─── MATERIALS PROVIDED

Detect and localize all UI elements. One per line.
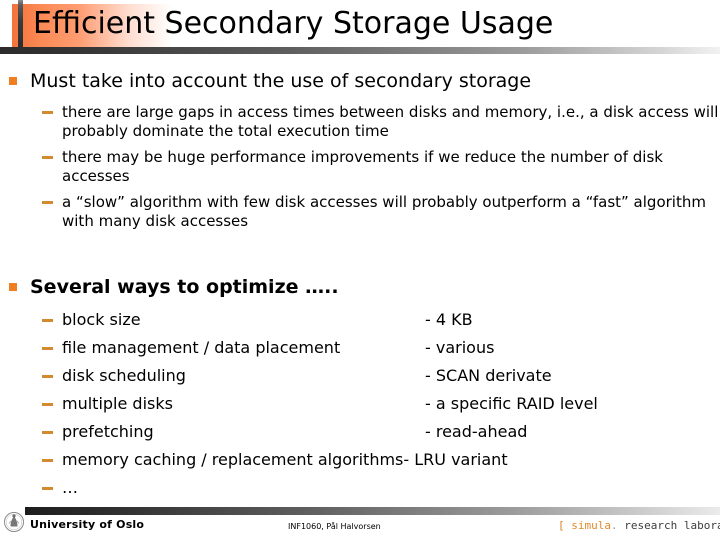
optimize-value: - 4 KB [425,310,473,329]
dash-bullet-icon [42,156,53,159]
optimize-row: memory caching / replacement algorithms-… [0,446,720,474]
dash-bullet-icon [42,459,53,462]
dash-bullet-icon [42,201,53,204]
optimize-key: multiple disks [62,394,173,413]
university-name: University of Oslo [30,518,145,531]
bullet-sub-label: there may be huge performance improvemen… [62,148,663,185]
optimize-key: disk scheduling [62,366,186,385]
bullet-label: Must take into account the use of second… [30,70,532,92]
slide-footer: University of Oslo INF1060, Pål Halvorse… [0,498,720,540]
square-bullet-icon [9,77,17,85]
bullet-sub-label: there are large gaps in access times bet… [62,103,719,140]
optimize-value: - LRU variant [403,450,508,469]
dash-bullet-icon [42,431,53,434]
simula-wordmark: simula [571,519,611,532]
optimize-row: file management / data placement - vario… [0,334,720,362]
optimize-row: block size - 4 KB [0,306,720,334]
bullet-item-primary: Several ways to optimize ….. [0,275,720,300]
course-credit: INF1060, Pål Halvorsen [288,522,381,531]
optimize-value: - various [425,338,495,357]
dash-bullet-icon [42,111,53,114]
bullet-item-primary: Must take into account the use of second… [0,69,720,94]
dash-bullet-icon [42,487,53,490]
dash-bullet-icon [42,319,53,322]
footer-divider-bar [25,507,720,515]
slide-content: Must take into account the use of second… [0,58,720,498]
square-bullet-icon [9,283,17,291]
dash-bullet-icon [42,347,53,350]
optimize-value: - SCAN derivate [425,366,552,385]
dash-bullet-icon [42,403,53,406]
optimize-key: block size [62,310,141,329]
optimize-key: memory caching / replacement algorithms [62,450,404,469]
optimize-row: prefetching - read-ahead [0,418,720,446]
bullet-item-sub: there are large gaps in access times bet… [0,103,720,141]
simula-dot: . [611,519,618,532]
page-title: Efficient Secondary Storage Usage [33,6,554,41]
title-underline-bar [0,47,720,54]
bullet-label: Several ways to optimize ….. [30,276,339,298]
optimize-value: - read-ahead [425,422,528,441]
simula-open-bracket: [ [558,519,565,532]
simula-logo: [ simula. research laboratory ] [558,519,720,532]
simula-tagline: research laboratory [624,519,720,532]
bullet-item-sub: a “slow” algorithm with few disk accesse… [0,193,720,231]
optimize-key: prefetching [62,422,154,441]
slide-title-area: Efficient Secondary Storage Usage [0,0,720,58]
optimize-key: file management / data placement [62,338,341,357]
dash-bullet-icon [42,375,53,378]
bullet-sub-label: a “slow” algorithm with few disk accesse… [62,193,706,230]
university-seal-icon [4,512,24,532]
optimize-value: - a specific RAID level [425,394,598,413]
title-vertical-rule-icon [18,0,23,52]
optimize-row: disk scheduling - SCAN derivate [0,362,720,390]
optimize-row: multiple disks - a specific RAID level [0,390,720,418]
bullet-item-sub: there may be huge performance improvemen… [0,148,720,186]
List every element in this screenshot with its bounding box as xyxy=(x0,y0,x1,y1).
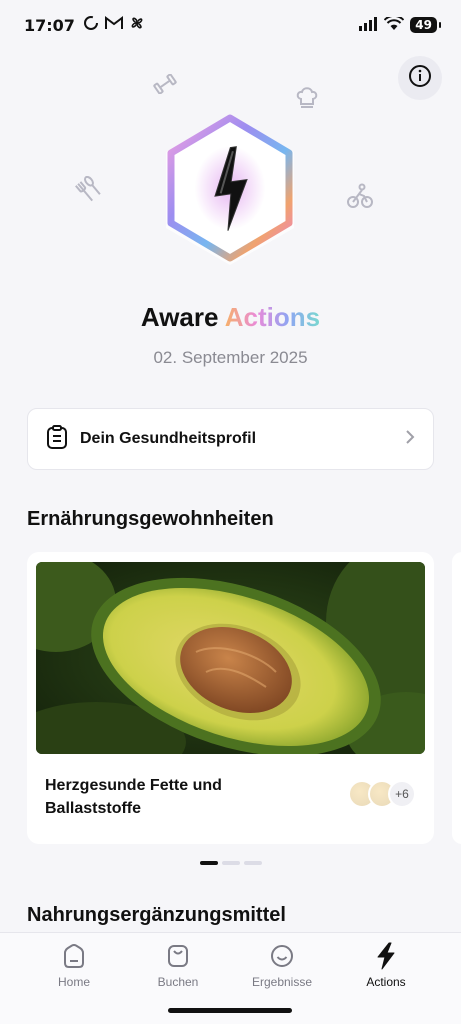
chevron-right-icon xyxy=(405,429,415,450)
fan-icon xyxy=(129,15,145,35)
clipboard-icon xyxy=(46,424,68,454)
title-accent: Actions xyxy=(224,302,321,332)
nutrition-section-title: Ernährungsgewohnheiten xyxy=(27,508,274,530)
wifi-icon xyxy=(384,14,405,35)
pagination-dot-active[interactable] xyxy=(199,861,218,865)
actions-logo-hexagon xyxy=(150,108,310,268)
status-bar: 17:07 49 xyxy=(0,0,461,50)
bag-icon xyxy=(128,941,228,971)
tab-home[interactable]: Home xyxy=(24,941,124,989)
page-title: Aware Actions xyxy=(0,302,461,333)
status-notification-icons xyxy=(83,15,145,35)
pagination-dot[interactable] xyxy=(243,861,262,865)
smiley-icon xyxy=(232,941,332,971)
loading-ring-icon xyxy=(83,15,99,35)
tab-actions-label: Actions xyxy=(366,975,406,989)
tab-buchen-label: Buchen xyxy=(157,975,199,989)
more-count-badge: +6 xyxy=(388,780,416,808)
tab-actions[interactable]: Actions xyxy=(336,941,436,989)
card-title: Herzgesunde Fette und Ballaststoffe xyxy=(45,777,222,817)
health-profile-card[interactable]: Dein Gesundheitsprofil xyxy=(27,408,434,470)
tab-ergebnisse-label: Ergebnisse xyxy=(251,975,313,989)
carousel-pagination xyxy=(0,861,461,865)
tab-ergebnisse[interactable]: Ergebnisse xyxy=(232,941,332,989)
fork-spoon-icon xyxy=(74,175,104,208)
participant-avatars: +6 xyxy=(348,780,416,808)
cyclist-icon xyxy=(346,182,374,216)
home-indicator xyxy=(168,1008,292,1013)
battery-indicator: 49 xyxy=(410,17,441,33)
status-time: 17:07 xyxy=(24,15,75,35)
health-profile-label: Dein Gesundheitsprofil xyxy=(80,430,257,447)
title-prefix: Aware xyxy=(140,302,225,332)
recommendation-card[interactable]: Herzgesunde Fette und Ballaststoffe +6 xyxy=(27,552,434,844)
supplements-section-title: Nahrungsergänzungsmittel xyxy=(27,904,286,926)
dumbbell-icon xyxy=(152,73,178,100)
hero-illustration xyxy=(0,73,461,290)
next-card-peek[interactable] xyxy=(452,552,461,844)
tab-buchen[interactable]: Buchen xyxy=(128,941,228,989)
pagination-dot[interactable] xyxy=(221,861,240,865)
lightning-icon xyxy=(336,941,436,971)
signal-icon xyxy=(358,16,378,35)
avocado-image xyxy=(36,562,425,754)
gmail-icon xyxy=(104,16,123,34)
current-date: 02. September 2025 xyxy=(153,348,308,367)
tab-home-label: Home xyxy=(57,975,90,989)
home-icon xyxy=(24,941,124,971)
status-right: 49 xyxy=(358,14,441,35)
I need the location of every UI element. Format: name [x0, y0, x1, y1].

──────

* **REQUIRED TASK**: Repeat the lines of the entries word for word, from the line that contains "optimize-value: - 4 KB [425,310,473,329]" through the line that contains "bullet-item-primary: Several ways".

* **THE RESPONSE**:
optimize-value: - 4 KB [425,310,473,329]
dash-bullet-icon [42,156,53,159]
optimize-row: memory caching / replacement algorithms-… [0,446,720,474]
dash-bullet-icon [42,459,53,462]
dash-bullet-icon [42,201,53,204]
optimize-key: multiple disks [62,394,173,413]
university-name: University of Oslo [30,518,145,531]
bullet-sub-label: there may be huge performance improvemen… [62,148,663,185]
optimize-key: disk scheduling [62,366,186,385]
bullet-label: Must take into account the use of second… [30,70,532,92]
slide-footer: University of Oslo INF1060, Pål Halvorse… [0,498,720,540]
square-bullet-icon [9,77,17,85]
bullet-sub-label: there are large gaps in access times bet… [62,103,719,140]
optimize-value: - LRU variant [403,450,508,469]
dash-bullet-icon [42,431,53,434]
simula-wordmark: simula [571,519,611,532]
optimize-row: file management / data placement - vario… [0,334,720,362]
optimize-row: block size - 4 KB [0,306,720,334]
bullet-item-primary: Several ways to optimize ….. [0,275,720,300]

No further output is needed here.